[Figure dataset records]
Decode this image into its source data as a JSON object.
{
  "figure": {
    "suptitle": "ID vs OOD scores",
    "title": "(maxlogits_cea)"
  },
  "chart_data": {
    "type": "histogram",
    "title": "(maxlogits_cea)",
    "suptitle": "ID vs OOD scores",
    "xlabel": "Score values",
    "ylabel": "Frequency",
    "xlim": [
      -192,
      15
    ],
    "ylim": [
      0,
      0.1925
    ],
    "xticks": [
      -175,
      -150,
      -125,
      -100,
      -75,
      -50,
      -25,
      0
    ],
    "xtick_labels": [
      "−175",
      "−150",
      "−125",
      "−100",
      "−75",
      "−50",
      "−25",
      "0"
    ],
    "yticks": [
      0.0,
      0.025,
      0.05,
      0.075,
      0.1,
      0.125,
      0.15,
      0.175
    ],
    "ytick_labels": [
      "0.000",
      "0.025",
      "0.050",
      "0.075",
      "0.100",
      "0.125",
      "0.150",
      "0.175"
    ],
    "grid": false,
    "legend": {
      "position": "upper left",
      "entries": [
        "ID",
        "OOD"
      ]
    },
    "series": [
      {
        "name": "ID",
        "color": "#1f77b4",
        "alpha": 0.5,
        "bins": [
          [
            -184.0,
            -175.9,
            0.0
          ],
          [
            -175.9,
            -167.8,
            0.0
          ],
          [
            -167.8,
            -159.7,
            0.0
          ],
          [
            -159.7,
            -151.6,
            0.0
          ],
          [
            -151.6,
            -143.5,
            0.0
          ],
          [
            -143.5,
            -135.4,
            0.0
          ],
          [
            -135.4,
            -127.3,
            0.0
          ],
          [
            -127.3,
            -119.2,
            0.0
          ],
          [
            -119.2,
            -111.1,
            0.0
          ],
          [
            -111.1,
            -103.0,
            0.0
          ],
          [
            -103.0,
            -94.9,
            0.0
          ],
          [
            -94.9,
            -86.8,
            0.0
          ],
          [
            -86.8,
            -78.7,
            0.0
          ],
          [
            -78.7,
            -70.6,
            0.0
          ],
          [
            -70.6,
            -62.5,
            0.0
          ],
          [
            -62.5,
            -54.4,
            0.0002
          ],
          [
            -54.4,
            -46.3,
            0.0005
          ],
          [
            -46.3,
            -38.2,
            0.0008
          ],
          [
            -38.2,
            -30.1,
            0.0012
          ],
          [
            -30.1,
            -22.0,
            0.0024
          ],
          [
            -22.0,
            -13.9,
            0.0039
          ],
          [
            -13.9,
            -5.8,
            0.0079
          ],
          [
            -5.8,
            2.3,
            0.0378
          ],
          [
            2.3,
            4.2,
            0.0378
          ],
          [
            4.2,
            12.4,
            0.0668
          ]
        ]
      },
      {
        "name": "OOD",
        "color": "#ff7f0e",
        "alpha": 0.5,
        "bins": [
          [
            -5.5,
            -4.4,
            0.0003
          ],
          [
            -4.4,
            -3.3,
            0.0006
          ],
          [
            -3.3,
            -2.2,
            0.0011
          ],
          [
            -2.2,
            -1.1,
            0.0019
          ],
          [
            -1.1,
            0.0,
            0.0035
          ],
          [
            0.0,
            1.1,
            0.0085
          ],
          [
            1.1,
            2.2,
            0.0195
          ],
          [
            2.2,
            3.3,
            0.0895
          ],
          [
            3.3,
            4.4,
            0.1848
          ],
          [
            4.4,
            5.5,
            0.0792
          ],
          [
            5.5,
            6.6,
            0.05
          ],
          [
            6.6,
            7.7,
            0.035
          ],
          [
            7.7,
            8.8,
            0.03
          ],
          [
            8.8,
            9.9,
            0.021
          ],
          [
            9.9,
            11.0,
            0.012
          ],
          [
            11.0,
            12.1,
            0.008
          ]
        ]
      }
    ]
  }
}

■ Exercise requirements ■
Extract the listing in its entirety and repeat it exactly.

■ Result ■
Decode this image into its source data as a JSON object.
{
  "figure": {
    "suptitle": "ID vs OOD scores",
    "title": "(maxlogits_cea)"
  },
  "chart_data": {
    "type": "histogram",
    "title": "(maxlogits_cea)",
    "suptitle": "ID vs OOD scores",
    "xlabel": "Score values",
    "ylabel": "Frequency",
    "xlim": [
      -192,
      15
    ],
    "ylim": [
      0,
      0.1925
    ],
    "xticks": [
      -175,
      -150,
      -125,
      -100,
      -75,
      -50,
      -25,
      0
    ],
    "xtick_labels": [
      "−175",
      "−150",
      "−125",
      "−100",
      "−75",
      "−50",
      "−25",
      "0"
    ],
    "yticks": [
      0.0,
      0.025,
      0.05,
      0.075,
      0.1,
      0.125,
      0.15,
      0.175
    ],
    "ytick_labels": [
      "0.000",
      "0.025",
      "0.050",
      "0.075",
      "0.100",
      "0.125",
      "0.150",
      "0.175"
    ],
    "grid": false,
    "legend": {
      "position": "upper left",
      "entries": [
        "ID",
        "OOD"
      ]
    },
    "series": [
      {
        "name": "ID",
        "color": "#1f77b4",
        "alpha": 0.5,
        "bins": [
          [
            -184.0,
            -175.9,
            0.0
          ],
          [
            -175.9,
            -167.8,
            0.0
          ],
          [
            -167.8,
            -159.7,
            0.0
          ],
          [
            -159.7,
            -151.6,
            0.0
          ],
          [
            -151.6,
            -143.5,
            0.0
          ],
          [
            -143.5,
            -135.4,
            0.0
          ],
          [
            -135.4,
            -127.3,
            0.0
          ],
          [
            -127.3,
            -119.2,
            0.0
          ],
          [
            -119.2,
            -111.1,
            0.0
          ],
          [
            -111.1,
            -103.0,
            0.0
          ],
          [
            -103.0,
            -94.9,
            0.0
          ],
          [
            -94.9,
            -86.8,
            0.0
          ],
          [
            -86.8,
            -78.7,
            0.0
          ],
          [
            -78.7,
            -70.6,
            0.0
          ],
          [
            -70.6,
            -62.5,
            0.0
          ],
          [
            -62.5,
            -54.4,
            0.0002
          ],
          [
            -54.4,
            -46.3,
            0.0005
          ],
          [
            -46.3,
            -38.2,
            0.0008
          ],
          [
            -38.2,
            -30.1,
            0.0012
          ],
          [
            -30.1,
            -22.0,
            0.0024
          ],
          [
            -22.0,
            -13.9,
            0.0039
          ],
          [
            -13.9,
            -5.8,
            0.0079
          ],
          [
            -5.8,
            2.3,
            0.0378
          ],
          [
            2.3,
            4.2,
            0.0378
          ],
          [
            4.2,
            12.4,
            0.0668
          ]
        ]
      },
      {
        "name": "OOD",
        "color": "#ff7f0e",
        "alpha": 0.5,
        "bins": [
          [
            -5.5,
            -4.4,
            0.0003
          ],
          [
            -4.4,
            -3.3,
            0.0006
          ],
          [
            -3.3,
            -2.2,
            0.0011
          ],
          [
            -2.2,
            -1.1,
            0.0019
          ],
          [
            -1.1,
            0.0,
            0.0035
          ],
          [
            0.0,
            1.1,
            0.0085
          ],
          [
            1.1,
            2.2,
            0.0195
          ],
          [
            2.2,
            3.3,
            0.0895
          ],
          [
            3.3,
            4.4,
            0.1848
          ],
          [
            4.4,
            5.5,
            0.0792
          ],
          [
            5.5,
            6.6,
            0.05
          ],
          [
            6.6,
            7.7,
            0.035
          ],
          [
            7.7,
            8.8,
            0.03
          ],
          [
            8.8,
            9.9,
            0.021
          ],
          [
            9.9,
            11.0,
            0.012
          ],
          [
            11.0,
            12.1,
            0.008
          ]
        ]
      }
    ]
  }
}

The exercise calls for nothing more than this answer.